**What is being asked**
Write each line out exactly, leaving none out.

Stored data
===============

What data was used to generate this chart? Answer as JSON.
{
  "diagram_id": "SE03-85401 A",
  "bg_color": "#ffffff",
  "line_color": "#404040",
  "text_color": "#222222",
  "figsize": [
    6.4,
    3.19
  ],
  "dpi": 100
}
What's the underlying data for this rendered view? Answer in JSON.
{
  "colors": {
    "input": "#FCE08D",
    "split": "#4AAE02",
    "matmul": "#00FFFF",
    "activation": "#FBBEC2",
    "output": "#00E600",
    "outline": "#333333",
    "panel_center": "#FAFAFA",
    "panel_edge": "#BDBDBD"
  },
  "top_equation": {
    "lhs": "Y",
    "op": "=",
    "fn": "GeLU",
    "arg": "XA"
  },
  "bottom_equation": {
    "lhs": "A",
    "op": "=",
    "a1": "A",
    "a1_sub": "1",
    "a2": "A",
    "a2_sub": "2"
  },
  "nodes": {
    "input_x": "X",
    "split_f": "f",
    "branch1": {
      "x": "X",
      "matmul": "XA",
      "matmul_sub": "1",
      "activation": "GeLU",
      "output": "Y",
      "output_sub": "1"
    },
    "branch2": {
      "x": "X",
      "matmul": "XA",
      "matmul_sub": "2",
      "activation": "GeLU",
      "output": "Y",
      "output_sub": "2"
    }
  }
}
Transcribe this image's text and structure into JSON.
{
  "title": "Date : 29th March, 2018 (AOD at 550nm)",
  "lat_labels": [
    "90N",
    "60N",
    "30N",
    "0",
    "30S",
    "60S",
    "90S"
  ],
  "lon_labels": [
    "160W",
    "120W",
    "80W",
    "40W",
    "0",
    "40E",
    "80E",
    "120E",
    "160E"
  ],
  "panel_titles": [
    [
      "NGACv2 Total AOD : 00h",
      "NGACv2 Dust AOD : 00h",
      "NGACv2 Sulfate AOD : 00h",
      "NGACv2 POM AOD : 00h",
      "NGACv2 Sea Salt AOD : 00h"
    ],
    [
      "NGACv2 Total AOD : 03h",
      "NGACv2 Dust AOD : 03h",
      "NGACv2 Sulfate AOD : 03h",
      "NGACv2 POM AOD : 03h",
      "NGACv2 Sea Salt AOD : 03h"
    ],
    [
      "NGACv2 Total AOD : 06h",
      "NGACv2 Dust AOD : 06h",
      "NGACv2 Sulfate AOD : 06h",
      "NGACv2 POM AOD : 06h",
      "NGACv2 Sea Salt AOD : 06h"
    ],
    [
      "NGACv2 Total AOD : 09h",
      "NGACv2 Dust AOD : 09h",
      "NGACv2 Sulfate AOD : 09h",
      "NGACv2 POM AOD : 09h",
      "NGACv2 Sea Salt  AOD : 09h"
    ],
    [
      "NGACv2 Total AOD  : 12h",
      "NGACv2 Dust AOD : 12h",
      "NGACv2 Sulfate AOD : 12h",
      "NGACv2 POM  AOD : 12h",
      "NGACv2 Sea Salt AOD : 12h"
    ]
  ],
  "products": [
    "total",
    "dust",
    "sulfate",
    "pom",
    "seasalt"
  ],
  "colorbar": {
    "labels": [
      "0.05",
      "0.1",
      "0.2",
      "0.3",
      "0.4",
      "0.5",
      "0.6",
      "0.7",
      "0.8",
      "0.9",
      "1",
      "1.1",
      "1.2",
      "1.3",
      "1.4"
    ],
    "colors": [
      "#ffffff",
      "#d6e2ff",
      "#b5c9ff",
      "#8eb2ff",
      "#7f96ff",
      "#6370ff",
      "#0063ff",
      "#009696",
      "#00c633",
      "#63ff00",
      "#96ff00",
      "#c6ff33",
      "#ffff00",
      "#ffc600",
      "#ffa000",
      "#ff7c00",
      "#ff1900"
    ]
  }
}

===============

**Complete answer**
What data was used to generate this chart? Answer as JSON.
{
  "diagram_id": "SE03-85401 A",
  "bg_color": "#ffffff",
  "line_color": "#404040",
  "text_color": "#222222",
  "figsize": [
    6.4,
    3.19
  ],
  "dpi": 100
}
What's the underlying data for this rendered view? Answer in JSON.
{
  "colors": {
    "input": "#FCE08D",
    "split": "#4AAE02",
    "matmul": "#00FFFF",
    "activation": "#FBBEC2",
    "output": "#00E600",
    "outline": "#333333",
    "panel_center": "#FAFAFA",
    "panel_edge": "#BDBDBD"
  },
  "top_equation": {
    "lhs": "Y",
    "op": "=",
    "fn": "GeLU",
    "arg": "XA"
  },
  "bottom_equation": {
    "lhs": "A",
    "op": "=",
    "a1": "A",
    "a1_sub": "1",
    "a2": "A",
    "a2_sub": "2"
  },
  "nodes": {
    "input_x": "X",
    "split_f": "f",
    "branch1": {
      "x": "X",
      "matmul": "XA",
      "matmul_sub": "1",
      "activation": "GeLU",
      "output": "Y",
      "output_sub": "1"
    },
    "branch2": {
      "x": "X",
      "matmul": "XA",
      "matmul_sub": "2",
      "activation": "GeLU",
      "output": "Y",
      "output_sub": "2"
    }
  }
}
Transcribe this image's text and structure into JSON.
{
  "title": "Date : 29th March, 2018 (AOD at 550nm)",
  "lat_labels": [
    "90N",
    "60N",
    "30N",
    "0",
    "30S",
    "60S",
    "90S"
  ],
  "lon_labels": [
    "160W",
    "120W",
    "80W",
    "40W",
    "0",
    "40E",
    "80E",
    "120E",
    "160E"
  ],
  "panel_titles": [
    [
      "NGACv2 Total AOD : 00h",
      "NGACv2 Dust AOD : 00h",
      "NGACv2 Sulfate AOD : 00h",
      "NGACv2 POM AOD : 00h",
      "NGACv2 Sea Salt AOD : 00h"
    ],
    [
      "NGACv2 Total AOD : 03h",
      "NGACv2 Dust AOD : 03h",
      "NGACv2 Sulfate AOD : 03h",
      "NGACv2 POM AOD : 03h",
      "NGACv2 Sea Salt AOD : 03h"
    ],
    [
      "NGACv2 Total AOD : 06h",
      "NGACv2 Dust AOD : 06h",
      "NGACv2 Sulfate AOD : 06h",
      "NGACv2 POM AOD : 06h",
      "NGACv2 Sea Salt AOD : 06h"
    ],
    [
      "NGACv2 Total AOD : 09h",
      "NGACv2 Dust AOD : 09h",
      "NGACv2 Sulfate AOD : 09h",
      "NGACv2 POM AOD : 09h",
      "NGACv2 Sea Salt  AOD : 09h"
    ],
    [
      "NGACv2 Total AOD  : 12h",
      "NGACv2 Dust AOD : 12h",
      "NGACv2 Sulfate AOD : 12h",
      "NGACv2 POM  AOD : 12h",
      "NGACv2 Sea Salt AOD : 12h"
    ]
  ],
  "products": [
    "total",
    "dust",
    "sulfate",
    "pom",
    "seasalt"
  ],
  "colorbar": {
    "labels": [
      "0.05",
      "0.1",
      "0.2",
      "0.3",
      "0.4",
      "0.5",
      "0.6",
      "0.7",
      "0.8",
      "0.9",
      "1",
      "1.1",
      "1.2",
      "1.3",
      "1.4"
    ],
    "colors": [
      "#ffffff",
      "#d6e2ff",
      "#b5c9ff",
      "#8eb2ff",
      "#7f96ff",
      "#6370ff",
      "#0063ff",
      "#009696",
      "#00c633",
      "#63ff00",
      "#96ff00",
      "#c6ff33",
      "#ffff00",
      "#ffc600",
      "#ffa000",
      "#ff7c00",
      "#ff1900"
    ]
  }
}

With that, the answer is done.